**Exercise prompt**
List each line of the records below that contains the word "contenido". Case counts.
## start Supplied records
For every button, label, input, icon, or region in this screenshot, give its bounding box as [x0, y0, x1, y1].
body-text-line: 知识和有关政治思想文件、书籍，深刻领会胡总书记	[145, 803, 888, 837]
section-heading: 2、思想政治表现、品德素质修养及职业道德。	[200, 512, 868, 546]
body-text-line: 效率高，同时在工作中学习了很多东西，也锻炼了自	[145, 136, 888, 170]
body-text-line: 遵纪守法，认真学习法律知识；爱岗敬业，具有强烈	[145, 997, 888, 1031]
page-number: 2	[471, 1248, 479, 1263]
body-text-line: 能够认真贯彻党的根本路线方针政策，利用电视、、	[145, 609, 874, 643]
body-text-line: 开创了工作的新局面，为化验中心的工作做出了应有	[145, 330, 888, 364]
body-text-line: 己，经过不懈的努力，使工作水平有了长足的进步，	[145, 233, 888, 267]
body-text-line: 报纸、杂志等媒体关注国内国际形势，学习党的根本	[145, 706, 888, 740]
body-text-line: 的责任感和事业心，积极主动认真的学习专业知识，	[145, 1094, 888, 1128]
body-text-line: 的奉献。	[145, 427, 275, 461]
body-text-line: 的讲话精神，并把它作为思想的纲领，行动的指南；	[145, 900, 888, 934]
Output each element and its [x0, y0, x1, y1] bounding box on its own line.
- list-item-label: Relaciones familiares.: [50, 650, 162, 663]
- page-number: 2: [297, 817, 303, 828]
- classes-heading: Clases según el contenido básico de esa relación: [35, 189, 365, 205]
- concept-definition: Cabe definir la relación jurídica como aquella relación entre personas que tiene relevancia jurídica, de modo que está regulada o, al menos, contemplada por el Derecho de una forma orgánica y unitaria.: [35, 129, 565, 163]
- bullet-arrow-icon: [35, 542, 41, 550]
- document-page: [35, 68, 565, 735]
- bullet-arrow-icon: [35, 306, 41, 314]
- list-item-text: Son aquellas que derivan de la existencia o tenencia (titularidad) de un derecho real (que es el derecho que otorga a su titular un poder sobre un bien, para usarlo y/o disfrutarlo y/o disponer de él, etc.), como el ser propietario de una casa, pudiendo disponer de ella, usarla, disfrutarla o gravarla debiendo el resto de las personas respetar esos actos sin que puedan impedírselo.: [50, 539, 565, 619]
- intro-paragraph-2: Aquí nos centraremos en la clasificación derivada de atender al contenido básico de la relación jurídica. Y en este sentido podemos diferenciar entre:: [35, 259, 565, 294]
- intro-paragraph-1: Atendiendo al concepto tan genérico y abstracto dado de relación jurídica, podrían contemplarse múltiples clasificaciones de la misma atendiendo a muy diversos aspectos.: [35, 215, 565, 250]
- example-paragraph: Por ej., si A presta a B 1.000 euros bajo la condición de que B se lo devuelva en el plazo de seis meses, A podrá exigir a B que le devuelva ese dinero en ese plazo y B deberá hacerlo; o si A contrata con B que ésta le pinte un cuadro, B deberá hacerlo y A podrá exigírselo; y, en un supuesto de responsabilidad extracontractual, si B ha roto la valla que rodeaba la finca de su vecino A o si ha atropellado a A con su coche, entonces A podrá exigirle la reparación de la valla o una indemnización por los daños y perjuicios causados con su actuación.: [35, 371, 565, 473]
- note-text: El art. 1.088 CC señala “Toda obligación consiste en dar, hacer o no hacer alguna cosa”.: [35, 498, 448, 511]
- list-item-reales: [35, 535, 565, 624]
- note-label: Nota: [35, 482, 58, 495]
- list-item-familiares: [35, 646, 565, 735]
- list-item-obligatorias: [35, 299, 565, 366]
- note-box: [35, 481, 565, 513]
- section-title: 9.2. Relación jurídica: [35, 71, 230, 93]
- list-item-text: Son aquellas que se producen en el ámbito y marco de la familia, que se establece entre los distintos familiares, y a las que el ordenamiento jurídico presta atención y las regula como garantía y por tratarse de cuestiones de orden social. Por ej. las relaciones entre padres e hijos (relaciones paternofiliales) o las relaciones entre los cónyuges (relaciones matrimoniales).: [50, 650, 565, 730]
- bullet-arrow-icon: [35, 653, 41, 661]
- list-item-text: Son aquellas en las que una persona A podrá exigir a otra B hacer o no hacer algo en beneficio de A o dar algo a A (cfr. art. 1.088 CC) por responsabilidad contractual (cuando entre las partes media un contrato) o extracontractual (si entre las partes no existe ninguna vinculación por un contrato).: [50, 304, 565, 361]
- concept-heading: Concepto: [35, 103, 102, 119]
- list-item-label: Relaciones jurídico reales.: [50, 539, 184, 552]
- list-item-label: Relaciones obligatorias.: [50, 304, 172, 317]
## end Supplied records
**Result of this exercise**
- classes-heading: Clases según el contenido básico de esa relación: [35, 189, 365, 205]
- intro-paragraph-2: Aquí nos centraremos en la clasificación derivada de atender al contenido básico de la relación jurídica. Y en este sentido podemos diferenciar entre:: [35, 259, 565, 294]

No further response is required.